» **What you are asked to do**
In the copy, include every entry exactly but none of the pictures.

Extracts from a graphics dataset
☆ ☆ ☆ ☆

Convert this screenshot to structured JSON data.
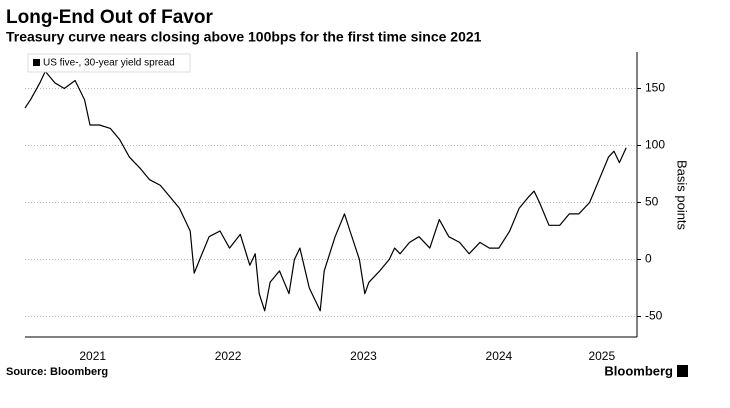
{
  "chart_data": {
    "type": "line",
    "title": "Long-End Out of Favor",
    "subtitle": "Treasury curve nears closing above 100bps for the first time since 2021",
    "y_label": "Basis points",
    "source": "Source: Bloomberg",
    "brand": "Bloomberg",
    "x": [
      2021.0,
      2021.04,
      2021.11,
      2021.15,
      2021.22,
      2021.29,
      2021.37,
      2021.44,
      2021.48,
      2021.55,
      2021.63,
      2021.7,
      2021.77,
      2021.85,
      2021.92,
      2022.0,
      2022.07,
      2022.14,
      2022.22,
      2022.25,
      2022.29,
      2022.36,
      2022.44,
      2022.51,
      2022.59,
      2022.66,
      2022.7,
      2022.73,
      2022.77,
      2022.81,
      2022.88,
      2022.95,
      2022.99,
      2023.03,
      2023.1,
      2023.18,
      2023.21,
      2023.29,
      2023.36,
      2023.4,
      2023.47,
      2023.51,
      2023.54,
      2023.62,
      2023.69,
      2023.73,
      2023.77,
      2023.84,
      2023.91,
      2023.99,
      2024.06,
      2024.13,
      2024.21,
      2024.28,
      2024.36,
      2024.43,
      2024.5,
      2024.58,
      2024.65,
      2024.72,
      2024.76,
      2024.8,
      2024.87,
      2024.95,
      2025.02,
      2025.09,
      2025.17,
      2025.24,
      2025.31,
      2025.35,
      2025.39,
      2025.44
    ],
    "series": [
      {
        "name": "US five-, 30-year yield spread",
        "color": "#000000",
        "values": [
          133,
          140,
          155,
          165,
          155,
          150,
          157,
          140,
          118,
          118,
          115,
          105,
          90,
          80,
          70,
          65,
          55,
          45,
          25,
          -12,
          0,
          20,
          25,
          10,
          22,
          -5,
          5,
          -30,
          -45,
          -20,
          -10,
          -30,
          0,
          10,
          -25,
          -45,
          -10,
          20,
          40,
          25,
          0,
          -30,
          -20,
          -10,
          0,
          10,
          5,
          15,
          20,
          10,
          35,
          20,
          15,
          5,
          15,
          10,
          10,
          25,
          45,
          55,
          60,
          50,
          30,
          30,
          40,
          40,
          50,
          70,
          90,
          95,
          85,
          98
        ]
      }
    ],
    "xlim": [
      2021,
      2025.52
    ],
    "xticks": [
      {
        "value": 2021.5,
        "label": "2021"
      },
      {
        "value": 2022.5,
        "label": "2022"
      },
      {
        "value": 2023.5,
        "label": "2023"
      },
      {
        "value": 2024.5,
        "label": "2024"
      },
      {
        "value": 2025.26,
        "label": "2025"
      }
    ],
    "ylim": [
      -68,
      182
    ],
    "yticks": [
      -50,
      0,
      50,
      100,
      150
    ],
    "grid": true
  }
}
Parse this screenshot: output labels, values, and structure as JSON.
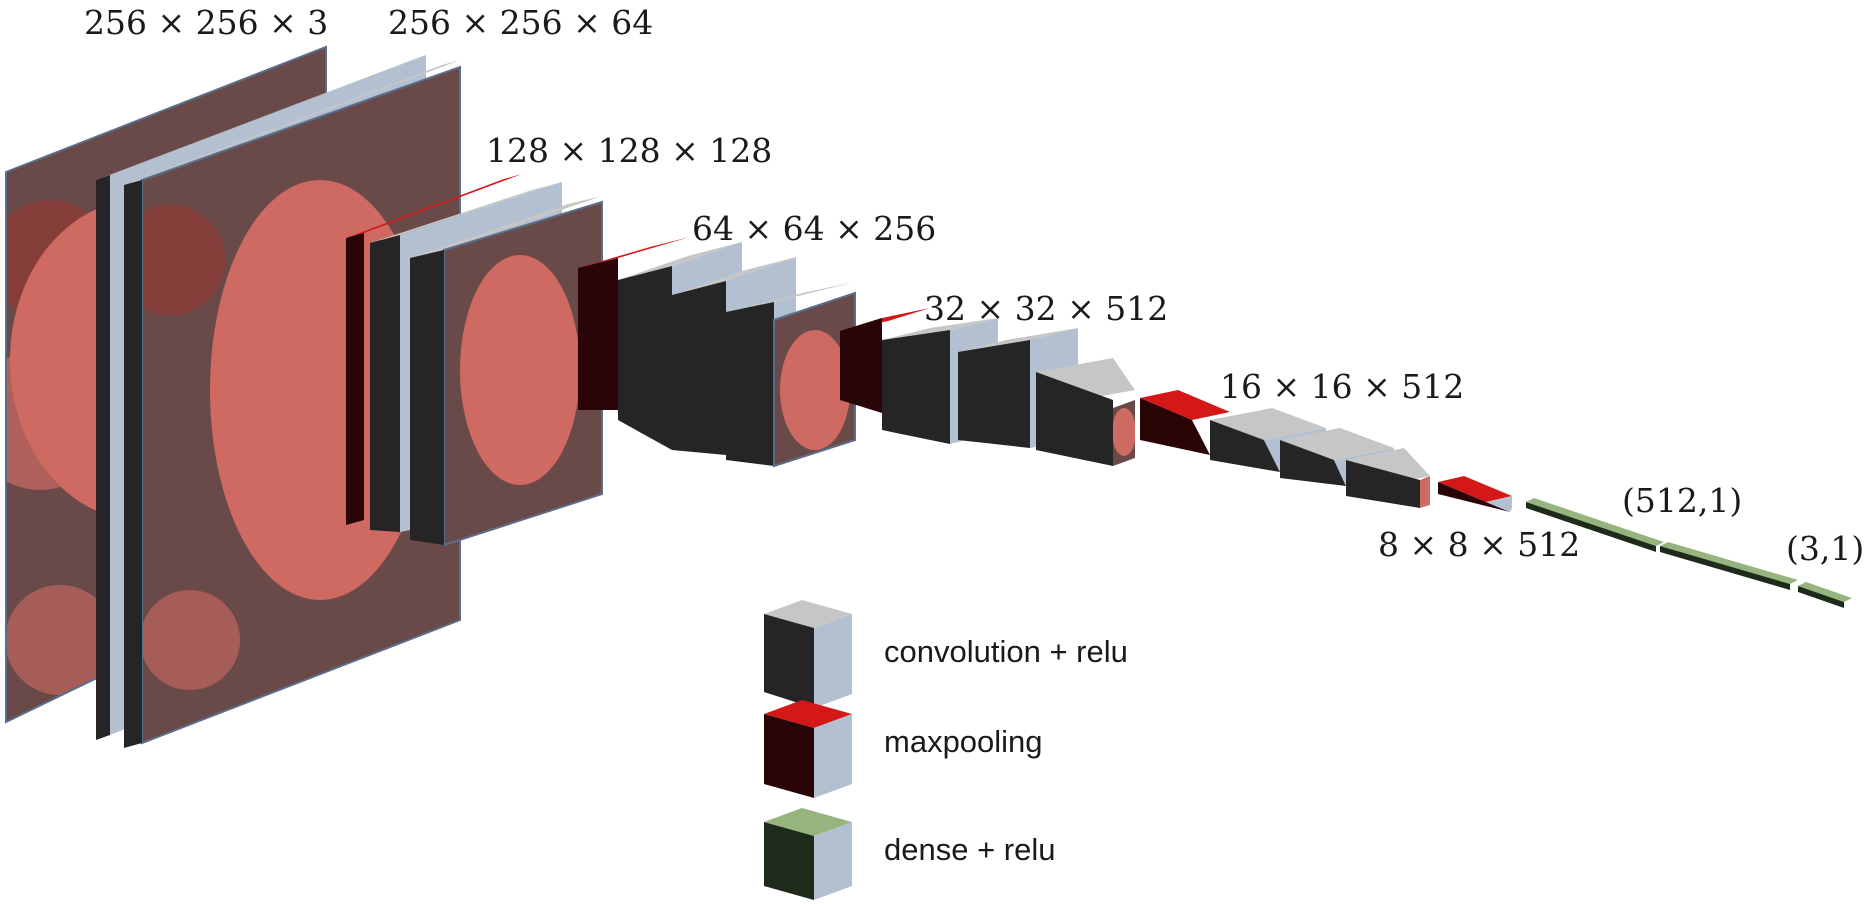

☆ ☆ ☆ ☆

» **Full solution**
Convert this screenshot to structured JSON data.
{
  "chart_data": {
    "type": "line",
    "title": "Long-End Out of Favor",
    "subtitle": "Treasury curve nears closing above 100bps for the first time since 2021",
    "y_label": "Basis points",
    "source": "Source: Bloomberg",
    "brand": "Bloomberg",
    "x": [
      2021.0,
      2021.04,
      2021.11,
      2021.15,
      2021.22,
      2021.29,
      2021.37,
      2021.44,
      2021.48,
      2021.55,
      2021.63,
      2021.7,
      2021.77,
      2021.85,
      2021.92,
      2022.0,
      2022.07,
      2022.14,
      2022.22,
      2022.25,
      2022.29,
      2022.36,
      2022.44,
      2022.51,
      2022.59,
      2022.66,
      2022.7,
      2022.73,
      2022.77,
      2022.81,
      2022.88,
      2022.95,
      2022.99,
      2023.03,
      2023.1,
      2023.18,
      2023.21,
      2023.29,
      2023.36,
      2023.4,
      2023.47,
      2023.51,
      2023.54,
      2023.62,
      2023.69,
      2023.73,
      2023.77,
      2023.84,
      2023.91,
      2023.99,
      2024.06,
      2024.13,
      2024.21,
      2024.28,
      2024.36,
      2024.43,
      2024.5,
      2024.58,
      2024.65,
      2024.72,
      2024.76,
      2024.8,
      2024.87,
      2024.95,
      2025.02,
      2025.09,
      2025.17,
      2025.24,
      2025.31,
      2025.35,
      2025.39,
      2025.44
    ],
    "series": [
      {
        "name": "US five-, 30-year yield spread",
        "color": "#000000",
        "values": [
          133,
          140,
          155,
          165,
          155,
          150,
          157,
          140,
          118,
          118,
          115,
          105,
          90,
          80,
          70,
          65,
          55,
          45,
          25,
          -12,
          0,
          20,
          25,
          10,
          22,
          -5,
          5,
          -30,
          -45,
          -20,
          -10,
          -30,
          0,
          10,
          -25,
          -45,
          -10,
          20,
          40,
          25,
          0,
          -30,
          -20,
          -10,
          0,
          10,
          5,
          15,
          20,
          10,
          35,
          20,
          15,
          5,
          15,
          10,
          10,
          25,
          45,
          55,
          60,
          50,
          30,
          30,
          40,
          40,
          50,
          70,
          90,
          95,
          85,
          98
        ]
      }
    ],
    "xlim": [
      2021,
      2025.52
    ],
    "xticks": [
      {
        "value": 2021.5,
        "label": "2021"
      },
      {
        "value": 2022.5,
        "label": "2022"
      },
      {
        "value": 2023.5,
        "label": "2023"
      },
      {
        "value": 2024.5,
        "label": "2024"
      },
      {
        "value": 2025.26,
        "label": "2025"
      }
    ],
    "ylim": [
      -68,
      182
    ],
    "yticks": [
      -50,
      0,
      50,
      100,
      150
    ],
    "grid": true
  }
}
Parse this screenshot: output labels, values, and structure as JSON.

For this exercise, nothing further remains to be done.